TESTO DA LEGGERE:

I ragazzi nati dopo il 2000, che hanno una probabilità maggiore del 70% di arrivare a 100 anni, non potranno avere una vita organizzata nei tre stati classici: education (20 anni), lavoro (60 anni), pensione (20 anni). Quei 60 anni nel mezzo non reggono: non regge il sistema, ma non reggono neanche le competenze per 60 anni! Quindi la vita dovrebbe essere organizzata ad “ondate” in cui si affrontano esperienze e lavori anche molto differenti l’uno dall’altro, intervallati da momenti di ri-education, di aggiornamento, di investimento sulle competenze più soft e vuoi anche su altri valori (famiglia, amici ecc). Questo ti permetterà, alla fine della vita lavorativa, di avere quella che si chiama una “portfolio activity”, con qualche giornata ancora pagata (da consulenze, da attività part-time) e il resto dedicato a volontariato piuttosto che ad altre attività non remunerate (mentorship di persone più giovani, associazioni e via dicendo) in modo da “ridare” al sistema un po’ di quanto si è preso ed aiutarlo comunque ad evolvere.
Quando dico ripensare il sistema, intendo anche le attività di servizi: le banche per esempio dovrebbero inventare nuovi prodotti finanziari che permettano di supportare quei periodi inattivi di cui sopra, ormai non si risparmierà più ( almeno non solo) per la pensione!
In tutto questo la tecnologia deve rimanere quello che è sempre stata: un abilitatore (di nuovi mercati, di nuovi prodotti, di nuovi processi) dove le idee e la gestione vengono comunque dalle persone e non dalle macchine.
Credo sia facile nascondersi dietro la paura dell’evoluzione della tecnologia e degli impatti che avrà sul mondo del lavoro: è esattamente l’inverso, il mondo del lavoro dovrà evolvere in base alle nuove esigenze dell’umanità e la tecnologia lo dovrà supportare in tal senso.
Dal punto di vista della politica si dovrebbe quindi a mio avviso ragionare in tal senso, avendo il coraggio di contrastare non i robot ma le istituzioni obsolete (sindacato, corporazioni ecc) che sono il vero freno dell’innovazione.
Ma siete sicuri che “futuro sia un po’ il frutto di una narrazione sul futuro”? Io invece sono convinto che il lavoro nel futuro dipenda da quello che programmano le imprese per sé e dalla politica economica del governo e, in parte minore, degli enti pubblici. Il problema è che le imprese programmano nel breve periodo e che il governo e gli altri enti si adattano alla situazione data.

Voci di origine:
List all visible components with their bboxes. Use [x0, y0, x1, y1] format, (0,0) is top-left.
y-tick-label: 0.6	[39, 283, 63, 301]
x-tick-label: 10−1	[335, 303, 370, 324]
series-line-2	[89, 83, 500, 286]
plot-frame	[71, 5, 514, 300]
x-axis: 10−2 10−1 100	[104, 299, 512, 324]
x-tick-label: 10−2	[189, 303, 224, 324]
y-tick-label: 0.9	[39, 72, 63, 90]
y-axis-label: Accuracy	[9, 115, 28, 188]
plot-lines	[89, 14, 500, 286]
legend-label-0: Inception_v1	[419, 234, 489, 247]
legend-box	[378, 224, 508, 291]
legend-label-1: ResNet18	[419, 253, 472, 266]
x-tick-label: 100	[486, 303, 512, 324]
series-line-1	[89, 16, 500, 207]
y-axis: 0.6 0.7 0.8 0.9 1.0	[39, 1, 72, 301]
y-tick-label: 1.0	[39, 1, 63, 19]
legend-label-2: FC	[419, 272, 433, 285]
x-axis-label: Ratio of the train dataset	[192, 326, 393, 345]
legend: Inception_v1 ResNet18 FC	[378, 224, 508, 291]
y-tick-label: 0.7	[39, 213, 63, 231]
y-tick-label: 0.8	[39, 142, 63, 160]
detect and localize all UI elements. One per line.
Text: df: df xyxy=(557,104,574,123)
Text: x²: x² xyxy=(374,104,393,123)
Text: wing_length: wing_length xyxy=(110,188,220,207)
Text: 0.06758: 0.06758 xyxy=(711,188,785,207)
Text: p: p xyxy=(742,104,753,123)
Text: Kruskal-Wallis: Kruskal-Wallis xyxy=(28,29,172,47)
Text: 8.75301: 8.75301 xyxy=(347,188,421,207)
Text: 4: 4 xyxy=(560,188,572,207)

CONSEGNA 1:
Nel testo sul futuro del lavoro, perché i ragazzi nati dopo il 2000 non potranno organizzare la vita nei tre stati classici? Rispondi in una o due frasi.
CONSEGNA 2:
Riporta i tre stati classici in cui, secondo il testo sul futuro del lavoro, è organizzata la vita, ognuno con la durata indicata.
CONSEGNA 3:
Prosegui il testo sul futuro del lavoro a partire dal punto in cui si ferma.

RISPOSTA 1:
Perché i 60 anni di lavoro nel mezzo non reggono. Non regge il sistema e non reggono nemmeno le competenze per un periodo così lungo.

RISPOSTA 2:
- education: 20 anni
- lavoro: 60 anni
- pensione: 20 anni

RISPOSTA 3:
Per un certo tempo mi sono occupato di gestione del mercato de lavoro. In questa funzione mi è capitato di coordinare una ricerca sulle previsioni di occupazione a sei mesi (quantità e qualità) fatte dalle imprese in una provincia del Veneto, cercando di creare un quadro riscontrabile con le assunzioni effettive per come risultavano nei sei mesi successivi alla ricerca negli uffici di collocamento della stessa provincia. Il risultato corrispondeva alle previsioni espresse per quanto riguardava il tipo di occupazione ricercata mentre la quantità delle assunzioni effettive risultava circa il doppio delle previsioni. L’unico motivo che può spiegare questo risultato era che le imprese, in assenza di una situazioni di crisi, avevano espresso una previsione a tre mesi e non a sei come era richiesto nel questionario. Cioè le imprese non pensano al lavoro futuro, ma a quello a breve e, se c’è bisogno di innovazione tecnologica, preferiscono utilizzare personale interno che, almeno, conosce l’azienda e la sua organizzazione.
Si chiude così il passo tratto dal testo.